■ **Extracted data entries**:

────────

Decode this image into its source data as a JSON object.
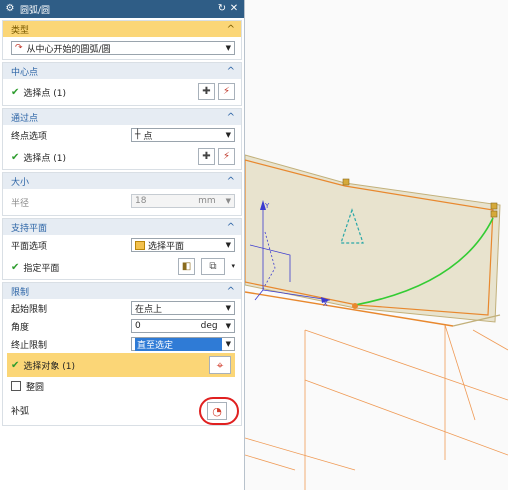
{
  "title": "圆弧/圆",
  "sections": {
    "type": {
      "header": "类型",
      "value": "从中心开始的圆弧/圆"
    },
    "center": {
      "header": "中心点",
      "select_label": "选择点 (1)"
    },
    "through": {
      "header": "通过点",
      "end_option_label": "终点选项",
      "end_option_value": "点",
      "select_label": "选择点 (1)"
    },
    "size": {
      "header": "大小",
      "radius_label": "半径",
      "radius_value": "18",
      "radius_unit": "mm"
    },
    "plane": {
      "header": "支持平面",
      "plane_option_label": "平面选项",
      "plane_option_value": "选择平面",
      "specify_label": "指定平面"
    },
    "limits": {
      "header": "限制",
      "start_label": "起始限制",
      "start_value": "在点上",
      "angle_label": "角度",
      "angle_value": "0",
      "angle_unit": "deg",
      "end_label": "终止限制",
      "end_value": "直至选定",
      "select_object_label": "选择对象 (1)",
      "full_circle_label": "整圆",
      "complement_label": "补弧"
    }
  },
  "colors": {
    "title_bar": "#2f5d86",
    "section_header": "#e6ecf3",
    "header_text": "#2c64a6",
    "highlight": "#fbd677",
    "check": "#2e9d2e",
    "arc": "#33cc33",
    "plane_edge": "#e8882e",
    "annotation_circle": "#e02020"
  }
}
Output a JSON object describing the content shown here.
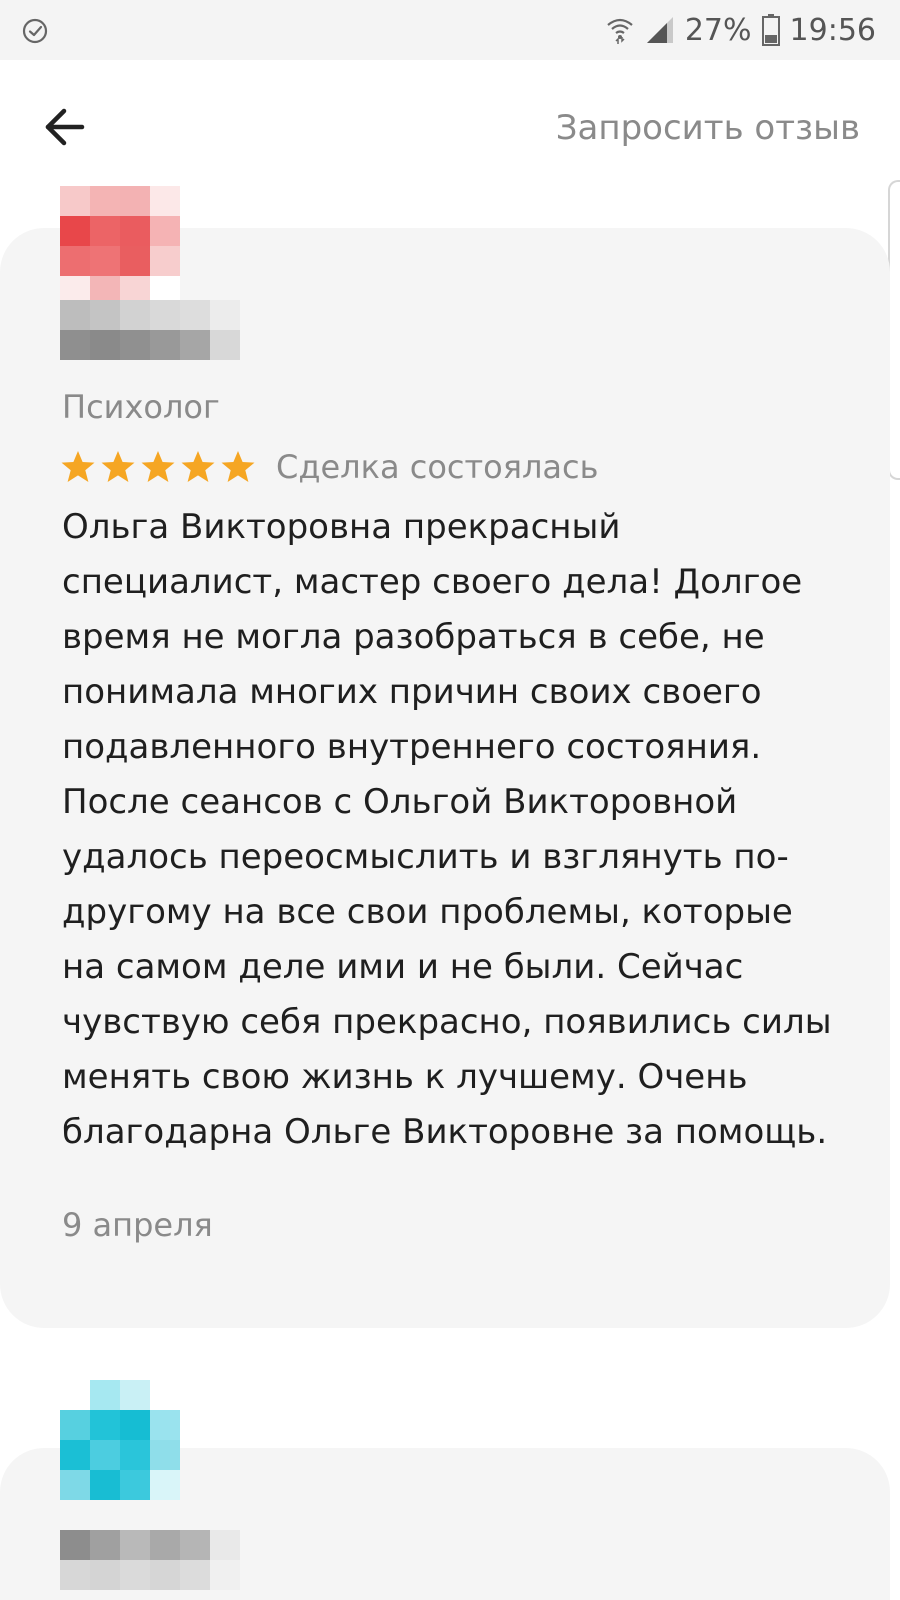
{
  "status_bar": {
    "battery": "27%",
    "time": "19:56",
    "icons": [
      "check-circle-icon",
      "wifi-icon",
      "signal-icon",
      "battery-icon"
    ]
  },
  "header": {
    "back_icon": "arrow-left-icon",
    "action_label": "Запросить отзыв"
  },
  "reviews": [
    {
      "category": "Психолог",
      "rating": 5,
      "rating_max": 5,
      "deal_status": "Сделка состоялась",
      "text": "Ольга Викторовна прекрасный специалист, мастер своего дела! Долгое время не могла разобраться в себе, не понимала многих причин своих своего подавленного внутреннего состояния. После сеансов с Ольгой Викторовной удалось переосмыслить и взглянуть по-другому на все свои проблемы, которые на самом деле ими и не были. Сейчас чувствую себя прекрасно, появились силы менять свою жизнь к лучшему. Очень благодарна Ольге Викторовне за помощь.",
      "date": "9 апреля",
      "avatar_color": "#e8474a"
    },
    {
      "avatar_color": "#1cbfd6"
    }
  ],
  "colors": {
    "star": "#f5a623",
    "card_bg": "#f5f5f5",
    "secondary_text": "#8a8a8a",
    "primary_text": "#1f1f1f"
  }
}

────────

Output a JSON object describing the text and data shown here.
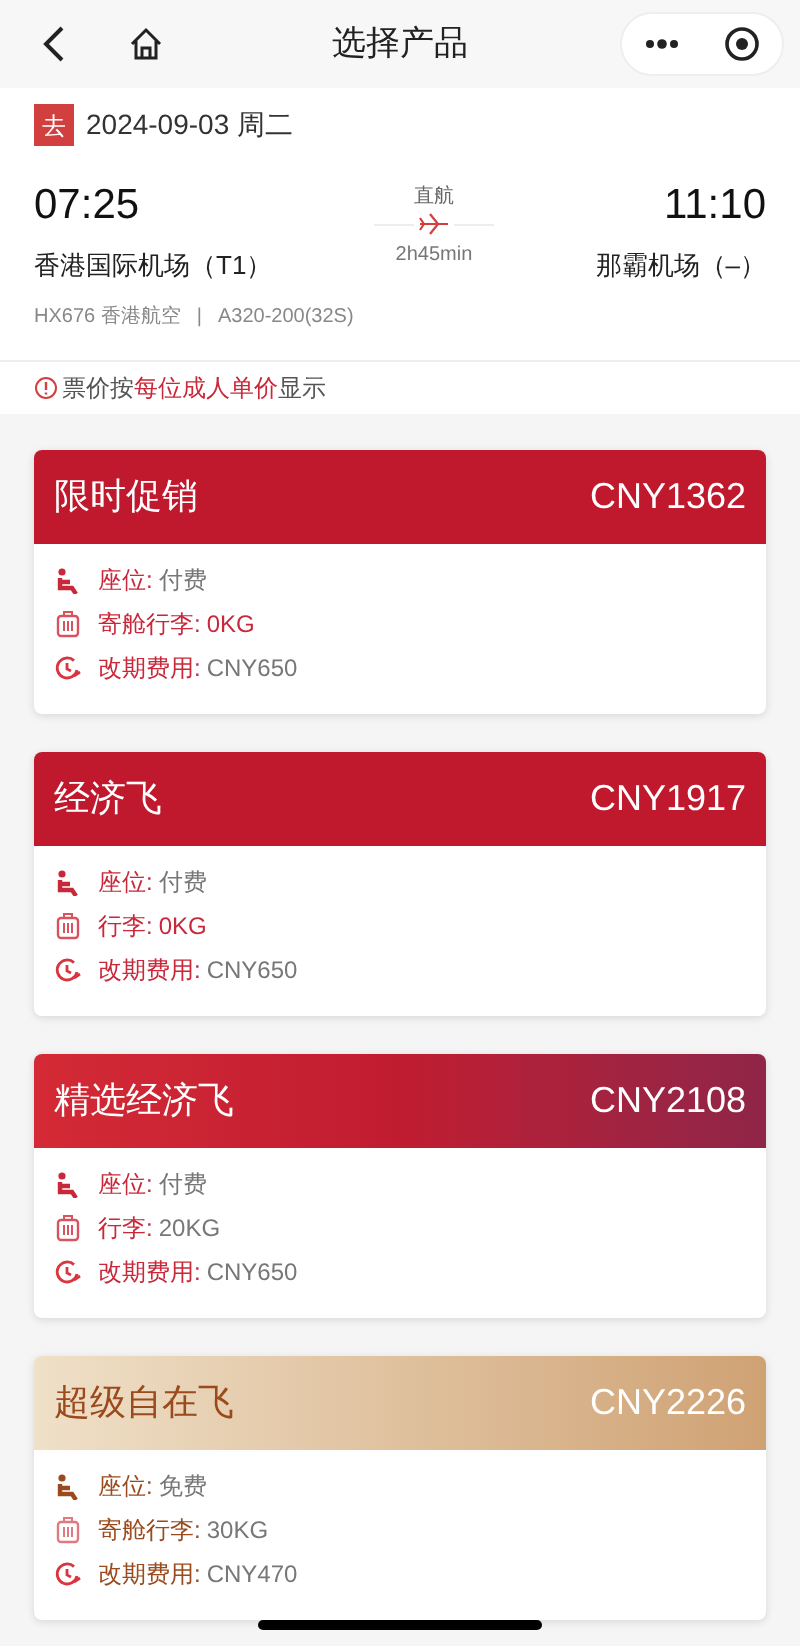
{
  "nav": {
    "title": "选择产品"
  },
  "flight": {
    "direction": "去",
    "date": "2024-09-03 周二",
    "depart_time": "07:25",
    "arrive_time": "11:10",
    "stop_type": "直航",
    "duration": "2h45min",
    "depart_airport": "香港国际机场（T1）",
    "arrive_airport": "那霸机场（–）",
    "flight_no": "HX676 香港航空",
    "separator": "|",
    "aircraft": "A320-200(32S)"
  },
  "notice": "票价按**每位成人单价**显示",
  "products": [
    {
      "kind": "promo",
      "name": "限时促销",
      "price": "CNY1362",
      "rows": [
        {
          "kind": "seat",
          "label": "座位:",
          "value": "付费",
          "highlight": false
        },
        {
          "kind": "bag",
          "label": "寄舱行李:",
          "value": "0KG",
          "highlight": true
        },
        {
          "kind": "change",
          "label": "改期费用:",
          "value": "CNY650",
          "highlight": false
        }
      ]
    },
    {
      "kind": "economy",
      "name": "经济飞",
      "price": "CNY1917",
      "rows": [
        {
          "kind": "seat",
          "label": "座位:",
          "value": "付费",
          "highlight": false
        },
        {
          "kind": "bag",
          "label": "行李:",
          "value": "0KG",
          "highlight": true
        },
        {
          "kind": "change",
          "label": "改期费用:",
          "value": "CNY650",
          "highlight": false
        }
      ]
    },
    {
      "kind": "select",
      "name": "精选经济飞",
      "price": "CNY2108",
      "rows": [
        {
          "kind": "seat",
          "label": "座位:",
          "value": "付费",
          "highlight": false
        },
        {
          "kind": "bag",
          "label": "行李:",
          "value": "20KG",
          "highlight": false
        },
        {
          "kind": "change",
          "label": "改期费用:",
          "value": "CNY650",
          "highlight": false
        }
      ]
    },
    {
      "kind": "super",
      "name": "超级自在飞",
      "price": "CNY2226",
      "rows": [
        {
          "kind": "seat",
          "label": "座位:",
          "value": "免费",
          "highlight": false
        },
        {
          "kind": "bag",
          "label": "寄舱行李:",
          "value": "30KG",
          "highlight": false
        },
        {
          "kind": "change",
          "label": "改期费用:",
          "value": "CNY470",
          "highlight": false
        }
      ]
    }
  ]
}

────────

■ **Objective**:
Where a line contains the string "shown", extract that line.

■ **The answer**:
Output a JSON object describing the content shown here.
Output a JSON object describing the text and data shown here.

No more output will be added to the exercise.